● **DOCUMENT TEXT**:

★ ★ ★ ★ ★ ★ ★

I think, if I were a sixteen year old male aristocrat reading this about 150 years ago, I would have liked it very much. I would have become obsessed with the Count, with his vast wealth, elegance, inscrutability, desire for revenge, vampiric appearance, skill at arms, and beautiful besotted princess/slave. I think I would have tried very hard to imitate him in every way, even though, in twenty-first century parlance, this would be cringe. It does, however, help me to understand why this book gets so much praise on Reddit.
Unfortunately, the pacing is abysmal. I enjoyed the first 300 pages; they were slow, and the characters (the loving father, devoted fiancée, kindly employer, and scheming 'friends') were not very nuanced, but I thought I understood the necessity of driving home who all these figures were, and what they meant to Dantès, before they dropped out of the narrative for a while. This was inded what happened. He goes to prison, and things dragged a bit, but it felt appropriate. He had an exciting escape, which was nice, and then it all fell apart.
The book starts to meander, with anecdotes that are only vaguely linked to the main plot (the worst of which is the life story of the Italian bandit Luigi Vampa). I've read The Three Musketeers, I know Dumas can do better than this when he wants to, but the pacing never sped up and the characters never became complex enough to justify taking so long. It doesn't hold your hand at all when it comes to keep track of them: a General Quesnel is murdered off-page in one of the early chapters, and this name doesn't crop up again until we're introduced to Monsieur le Baron Franz Quesnel d'Epinay about 200 pages later. The name Quesnel is not used again for about 500 pages (he's called Franz, or Baron d'Epinay), until the connection becomes relevant. This could have been an attempt at a bit of a twist, but there are various characters referred to mostly as "Monsieur [Name]", and their wives are "Madame [Same Name]", and sometimes they have affairs with each other, and it's really not easy to keep up. For what it's worth, I'm an attentive reader who usually manages this sort of thing well, and I read the book over the course of a week. Given that Monte Cristo was published serially, I have no idea how people were supposed to understand it.

★ ★ ★ ★ ★ ★ ★

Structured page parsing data
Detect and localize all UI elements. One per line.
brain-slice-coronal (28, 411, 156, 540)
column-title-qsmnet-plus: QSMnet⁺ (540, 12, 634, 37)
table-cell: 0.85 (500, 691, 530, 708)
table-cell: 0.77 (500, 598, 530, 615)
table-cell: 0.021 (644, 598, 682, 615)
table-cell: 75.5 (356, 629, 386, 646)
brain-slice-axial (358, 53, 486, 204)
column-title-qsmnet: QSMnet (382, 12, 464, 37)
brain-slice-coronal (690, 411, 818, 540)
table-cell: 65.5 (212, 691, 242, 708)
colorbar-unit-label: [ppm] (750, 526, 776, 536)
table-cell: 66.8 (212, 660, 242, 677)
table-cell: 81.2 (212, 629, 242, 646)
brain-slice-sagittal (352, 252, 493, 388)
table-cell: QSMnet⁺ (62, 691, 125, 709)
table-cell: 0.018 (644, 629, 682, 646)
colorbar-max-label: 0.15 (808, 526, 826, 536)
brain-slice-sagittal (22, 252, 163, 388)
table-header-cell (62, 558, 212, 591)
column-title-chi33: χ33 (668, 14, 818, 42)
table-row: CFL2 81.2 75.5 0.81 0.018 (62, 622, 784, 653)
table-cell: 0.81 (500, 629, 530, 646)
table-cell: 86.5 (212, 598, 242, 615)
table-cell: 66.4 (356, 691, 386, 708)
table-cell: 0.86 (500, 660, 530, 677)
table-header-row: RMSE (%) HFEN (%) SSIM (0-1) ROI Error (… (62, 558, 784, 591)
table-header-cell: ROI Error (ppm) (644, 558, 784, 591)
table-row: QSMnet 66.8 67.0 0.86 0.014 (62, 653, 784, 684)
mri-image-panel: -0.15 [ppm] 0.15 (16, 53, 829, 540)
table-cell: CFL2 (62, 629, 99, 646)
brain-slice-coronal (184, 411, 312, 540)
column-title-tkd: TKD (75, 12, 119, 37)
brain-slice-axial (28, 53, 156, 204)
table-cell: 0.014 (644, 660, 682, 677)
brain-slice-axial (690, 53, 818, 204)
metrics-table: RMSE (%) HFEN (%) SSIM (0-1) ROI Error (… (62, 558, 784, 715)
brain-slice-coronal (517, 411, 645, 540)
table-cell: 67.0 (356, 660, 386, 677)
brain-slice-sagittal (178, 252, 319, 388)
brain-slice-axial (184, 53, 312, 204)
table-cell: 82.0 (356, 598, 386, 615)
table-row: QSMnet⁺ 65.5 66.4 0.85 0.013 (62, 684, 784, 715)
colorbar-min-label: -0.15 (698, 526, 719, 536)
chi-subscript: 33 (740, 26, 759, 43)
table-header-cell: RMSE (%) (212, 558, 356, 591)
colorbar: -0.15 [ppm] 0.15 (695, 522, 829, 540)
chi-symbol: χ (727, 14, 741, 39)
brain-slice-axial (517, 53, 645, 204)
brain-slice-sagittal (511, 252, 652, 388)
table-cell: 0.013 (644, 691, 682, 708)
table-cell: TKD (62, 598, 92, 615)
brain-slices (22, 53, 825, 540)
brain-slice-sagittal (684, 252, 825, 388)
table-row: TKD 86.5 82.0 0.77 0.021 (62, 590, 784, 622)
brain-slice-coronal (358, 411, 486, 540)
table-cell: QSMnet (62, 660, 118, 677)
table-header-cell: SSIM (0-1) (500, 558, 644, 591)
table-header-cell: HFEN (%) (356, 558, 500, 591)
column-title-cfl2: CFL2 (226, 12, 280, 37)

★ ★ ★ ★ ★ ★ ★

● **EXERCISES TO COMPLETE**:
A - Which anecdote does the Monte Cristo review single out as the worst of those only loosely tied to the main plot?
B - Continue the Monte Cristo review from its final sentence.

● **SOLVED PROBLEMS**:
A - The life story of the Italian bandit Luigi Vampa.

B -
I do think there's something to be said for Dantès' journey from good man to prisoner to avenger setting him up as an inverted Christ figure, and I did feel quite good when I realised how much of an influence it must have had on The Scarlet Pimpernel (as well as more obvious derivatives such as The Stars My Destination and The Baron of Magister Valley). Dumas can manage some very pretty description, and there's a delightful snideness sometimes in his narration, but by the end I was glad to see it finished, and that's never a good sign. I did like the butch lesbian, though.